INSTRUCTION: An exact copy of all the data is required, with pictures left out.

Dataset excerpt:
========================================================================

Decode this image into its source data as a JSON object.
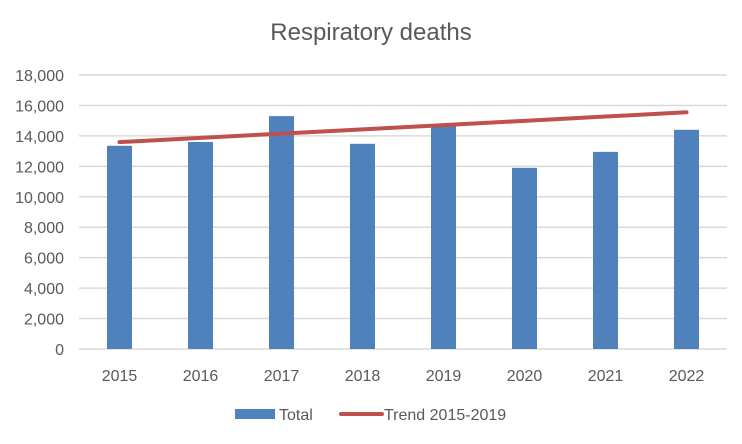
{
  "chart_data": {
    "type": "bar",
    "title": "Respiratory deaths",
    "xlabel": "",
    "ylabel": "",
    "categories": [
      "2015",
      "2016",
      "2017",
      "2018",
      "2019",
      "2020",
      "2021",
      "2022"
    ],
    "series": [
      {
        "name": "Total",
        "type": "bar",
        "color": "#4f81bd",
        "values": [
          13350,
          13600,
          15300,
          13480,
          14720,
          11900,
          12950,
          14400
        ]
      },
      {
        "name": "Trend 2015-2019",
        "type": "line",
        "color": "#c0504d",
        "values": [
          13590,
          13870,
          14150,
          14430,
          14710,
          14990,
          15270,
          15550
        ]
      }
    ],
    "ylim": [
      0,
      18000
    ],
    "yticks": [
      0,
      2000,
      4000,
      6000,
      8000,
      10000,
      12000,
      14000,
      16000,
      18000
    ],
    "ytick_labels": [
      "0",
      "2,000",
      "4,000",
      "6,000",
      "8,000",
      "10,000",
      "12,000",
      "14,000",
      "16,000",
      "18,000"
    ],
    "grid": true,
    "legend": "bottom"
  }
}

========================================================================

RESULT FOR THIS TASK:
Decode this image into its source data as a JSON object.
{
  "chart_data": {
    "type": "bar",
    "title": "Respiratory deaths",
    "xlabel": "",
    "ylabel": "",
    "categories": [
      "2015",
      "2016",
      "2017",
      "2018",
      "2019",
      "2020",
      "2021",
      "2022"
    ],
    "series": [
      {
        "name": "Total",
        "type": "bar",
        "color": "#4f81bd",
        "values": [
          13350,
          13600,
          15300,
          13480,
          14720,
          11900,
          12950,
          14400
        ]
      },
      {
        "name": "Trend 2015-2019",
        "type": "line",
        "color": "#c0504d",
        "values": [
          13590,
          13870,
          14150,
          14430,
          14710,
          14990,
          15270,
          15550
        ]
      }
    ],
    "ylim": [
      0,
      18000
    ],
    "yticks": [
      0,
      2000,
      4000,
      6000,
      8000,
      10000,
      12000,
      14000,
      16000,
      18000
    ],
    "ytick_labels": [
      "0",
      "2,000",
      "4,000",
      "6,000",
      "8,000",
      "10,000",
      "12,000",
      "14,000",
      "16,000",
      "18,000"
    ],
    "grid": true,
    "legend": "bottom"
  }
}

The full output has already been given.